— Entries from a dataset —
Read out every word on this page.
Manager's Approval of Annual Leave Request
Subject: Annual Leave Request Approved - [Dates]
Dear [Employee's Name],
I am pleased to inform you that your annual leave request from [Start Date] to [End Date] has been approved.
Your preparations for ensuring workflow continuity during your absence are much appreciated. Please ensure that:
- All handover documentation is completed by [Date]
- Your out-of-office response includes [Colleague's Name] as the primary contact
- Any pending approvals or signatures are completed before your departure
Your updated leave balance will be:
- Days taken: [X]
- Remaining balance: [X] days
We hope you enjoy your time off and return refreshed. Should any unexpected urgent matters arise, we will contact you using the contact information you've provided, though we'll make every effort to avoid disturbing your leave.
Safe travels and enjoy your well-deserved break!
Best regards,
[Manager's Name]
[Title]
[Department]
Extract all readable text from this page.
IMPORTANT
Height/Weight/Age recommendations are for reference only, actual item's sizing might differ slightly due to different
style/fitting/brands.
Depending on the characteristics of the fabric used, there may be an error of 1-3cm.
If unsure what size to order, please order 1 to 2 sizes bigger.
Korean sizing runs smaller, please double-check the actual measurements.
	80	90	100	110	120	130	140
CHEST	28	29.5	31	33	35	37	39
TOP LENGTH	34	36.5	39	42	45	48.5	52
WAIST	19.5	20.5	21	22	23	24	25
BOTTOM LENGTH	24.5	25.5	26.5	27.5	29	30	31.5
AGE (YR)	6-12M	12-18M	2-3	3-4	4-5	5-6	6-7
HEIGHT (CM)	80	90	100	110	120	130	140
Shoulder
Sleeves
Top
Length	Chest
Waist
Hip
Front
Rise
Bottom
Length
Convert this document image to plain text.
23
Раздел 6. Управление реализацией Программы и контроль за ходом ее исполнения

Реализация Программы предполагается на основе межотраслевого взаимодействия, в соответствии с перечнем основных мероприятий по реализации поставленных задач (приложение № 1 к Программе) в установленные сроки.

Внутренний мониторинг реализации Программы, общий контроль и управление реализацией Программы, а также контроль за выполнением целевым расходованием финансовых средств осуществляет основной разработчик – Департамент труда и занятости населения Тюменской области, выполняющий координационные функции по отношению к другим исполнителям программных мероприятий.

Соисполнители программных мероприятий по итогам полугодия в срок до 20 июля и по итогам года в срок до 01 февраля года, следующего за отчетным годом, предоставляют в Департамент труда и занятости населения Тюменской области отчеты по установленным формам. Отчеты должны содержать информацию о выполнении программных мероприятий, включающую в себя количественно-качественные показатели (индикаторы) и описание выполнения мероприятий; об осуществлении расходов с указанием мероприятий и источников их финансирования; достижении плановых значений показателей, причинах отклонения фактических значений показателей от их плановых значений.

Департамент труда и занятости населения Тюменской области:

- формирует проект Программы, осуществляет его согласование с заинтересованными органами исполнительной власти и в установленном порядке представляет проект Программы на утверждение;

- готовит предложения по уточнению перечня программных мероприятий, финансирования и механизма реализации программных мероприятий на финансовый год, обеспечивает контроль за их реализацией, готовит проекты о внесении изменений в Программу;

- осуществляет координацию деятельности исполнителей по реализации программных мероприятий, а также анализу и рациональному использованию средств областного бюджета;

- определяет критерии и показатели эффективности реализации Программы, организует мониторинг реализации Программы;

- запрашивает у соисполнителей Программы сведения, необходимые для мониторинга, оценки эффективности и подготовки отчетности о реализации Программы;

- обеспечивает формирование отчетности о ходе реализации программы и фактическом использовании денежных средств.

— PROBLEM TO WORK ON —
Set down every record above exactly as given.

— RESULT FOR THIS TASK —
Read out every word on this page.
Manager's Approval of Annual Leave Request
Subject: Annual Leave Request Approved - [Dates]
Dear [Employee's Name],
I am pleased to inform you that your annual leave request from [Start Date] to [End Date] has been approved.
Your preparations for ensuring workflow continuity during your absence are much appreciated. Please ensure that:
- All handover documentation is completed by [Date]
- Your out-of-office response includes [Colleague's Name] as the primary contact
- Any pending approvals or signatures are completed before your departure
Your updated leave balance will be:
- Days taken: [X]
- Remaining balance: [X] days
We hope you enjoy your time off and return refreshed. Should any unexpected urgent matters arise, we will contact you using the contact information you've provided, though we'll make every effort to avoid disturbing your leave.
Safe travels and enjoy your well-deserved break!
Best regards,
[Manager's Name]
[Title]
[Department]
Extract all readable text from this page.
IMPORTANT
Height/Weight/Age recommendations are for reference only, actual item's sizing might differ slightly due to different
style/fitting/brands.
Depending on the characteristics of the fabric used, there may be an error of 1-3cm.
If unsure what size to order, please order 1 to 2 sizes bigger.
Korean sizing runs smaller, please double-check the actual measurements.
	80	90	100	110	120	130	140
CHEST	28	29.5	31	33	35	37	39
TOP LENGTH	34	36.5	39	42	45	48.5	52
WAIST	19.5	20.5	21	22	23	24	25
BOTTOM LENGTH	24.5	25.5	26.5	27.5	29	30	31.5
AGE (YR)	6-12M	12-18M	2-3	3-4	4-5	5-6	6-7
HEIGHT (CM)	80	90	100	110	120	130	140
Shoulder
Sleeves
Top
Length	Chest
Waist
Hip
Front
Rise
Bottom
Length
Convert this document image to plain text.
23
Раздел 6. Управление реализацией Программы и контроль за ходом ее исполнения

Реализация Программы предполагается на основе межотраслевого взаимодействия, в соответствии с перечнем основных мероприятий по реализации поставленных задач (приложение № 1 к Программе) в установленные сроки.

Внутренний мониторинг реализации Программы, общий контроль и управление реализацией Программы, а также контроль за выполнением целевым расходованием финансовых средств осуществляет основной разработчик – Департамент труда и занятости населения Тюменской области, выполняющий координационные функции по отношению к другим исполнителям программных мероприятий.

Соисполнители программных мероприятий по итогам полугодия в срок до 20 июля и по итогам года в срок до 01 февраля года, следующего за отчетным годом, предоставляют в Департамент труда и занятости населения Тюменской области отчеты по установленным формам. Отчеты должны содержать информацию о выполнении программных мероприятий, включающую в себя количественно-качественные показатели (индикаторы) и описание выполнения мероприятий; об осуществлении расходов с указанием мероприятий и источников их финансирования; достижении плановых значений показателей, причинах отклонения фактических значений показателей от их плановых значений.

Департамент труда и занятости населения Тюменской области:

- формирует проект Программы, осуществляет его согласование с заинтересованными органами исполнительной власти и в установленном порядке представляет проект Программы на утверждение;

- готовит предложения по уточнению перечня программных мероприятий, финансирования и механизма реализации программных мероприятий на финансовый год, обеспечивает контроль за их реализацией, готовит проекты о внесении изменений в Программу;

- осуществляет координацию деятельности исполнителей по реализации программных мероприятий, а также анализу и рациональному использованию средств областного бюджета;

- определяет критерии и показатели эффективности реализации Программы, организует мониторинг реализации Программы;

- запрашивает у соисполнителей Программы сведения, необходимые для мониторинга, оценки эффективности и подготовки отчетности о реализации Программы;

- обеспечивает формирование отчетности о ходе реализации программы и фактическом использовании денежных средств.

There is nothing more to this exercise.